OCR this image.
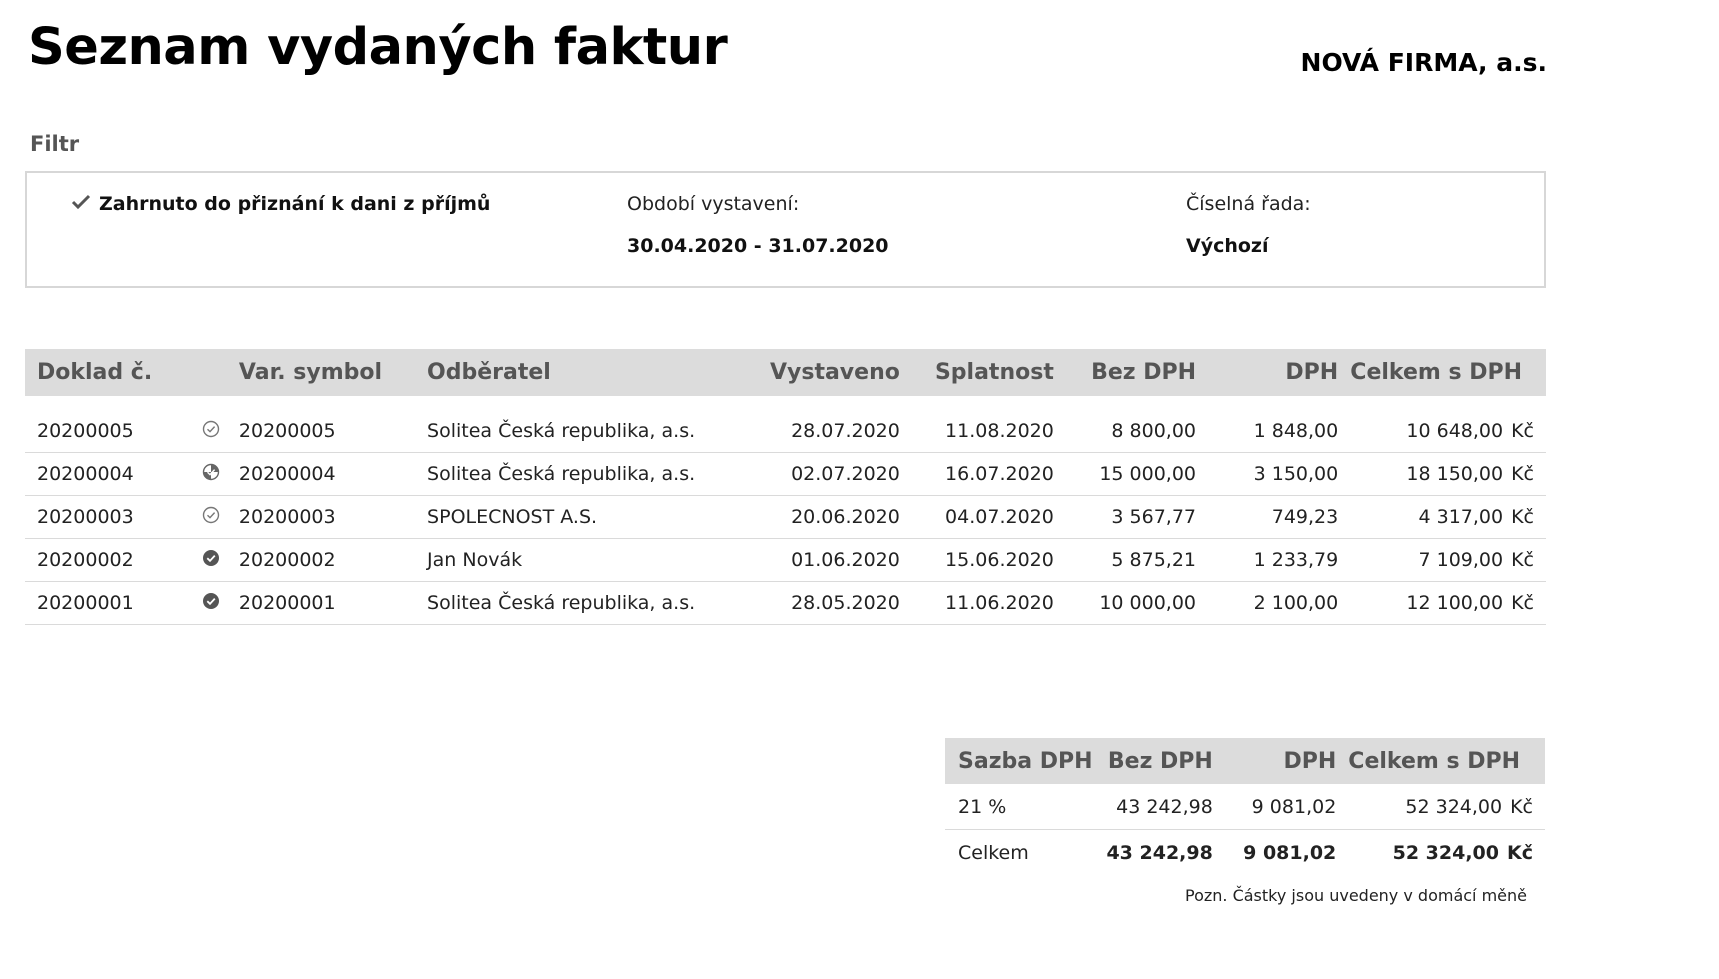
Seznam vydaných faktur	NOVÁ FIRMA, a.s.
Filtr
Zahrnuto do přiznání k dani z příjmů	Období vystavení:
30.04.2020 - 31.07.2020
Číselná řada:
Výchozí
Doklad č.		Var. symbol	Odběratel	Vystaveno	Splatnost	Bez DPH	DPH	Celkem s DPH
20200005		20200005	Solitea Česká republika, a.s.	28.07.2020	11.08.2020	8 800,00	1 848,00	10 648,00 Kč
20200004		20200004	Solitea Česká republika, a.s.	02.07.2020	16.07.2020	15 000,00	3 150,00	18 150,00 Kč
20200003		20200003	SPOLECNOST A.S.	20.06.2020	04.07.2020	3 567,77	749,23	4 317,00 Kč
20200002		20200002	Jan Novák	01.06.2020	15.06.2020	5 875,21	1 233,79	7 109,00 Kč
20200001		20200001	Solitea Česká republika, a.s.	28.05.2020	11.06.2020	10 000,00	2 100,00	12 100,00 Kč
Sazba DPH	Bez DPH	DPH	Celkem s DPH
21 %	43 242,98	9 081,02	52 324,00 Kč
Celkem	43 242,98	9 081,02	52 324,00 Kč
Pozn. Částky jsou uvedeny v domácí měně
______________________________
> **EXERCISE BRIEF**
Leave out the pictures and print every line of the data exactly.

> **TASK RESULT**
OCR this image.
Seznam vydaných faktur	NOVÁ FIRMA, a.s.
Filtr
Zahrnuto do přiznání k dani z příjmů	Období vystavení:
30.04.2020 - 31.07.2020
Číselná řada:
Výchozí
Doklad č.		Var. symbol	Odběratel	Vystaveno	Splatnost	Bez DPH	DPH	Celkem s DPH
20200005		20200005	Solitea Česká republika, a.s.	28.07.2020	11.08.2020	8 800,00	1 848,00	10 648,00 Kč
20200004		20200004	Solitea Česká republika, a.s.	02.07.2020	16.07.2020	15 000,00	3 150,00	18 150,00 Kč
20200003		20200003	SPOLECNOST A.S.	20.06.2020	04.07.2020	3 567,77	749,23	4 317,00 Kč
20200002		20200002	Jan Novák	01.06.2020	15.06.2020	5 875,21	1 233,79	7 109,00 Kč
20200001		20200001	Solitea Česká republika, a.s.	28.05.2020	11.06.2020	10 000,00	2 100,00	12 100,00 Kč
Sazba DPH	Bez DPH	DPH	Celkem s DPH
21 %	43 242,98	9 081,02	52 324,00 Kč
Celkem	43 242,98	9 081,02	52 324,00 Kč
Pozn. Částky jsou uvedeny v domácí měně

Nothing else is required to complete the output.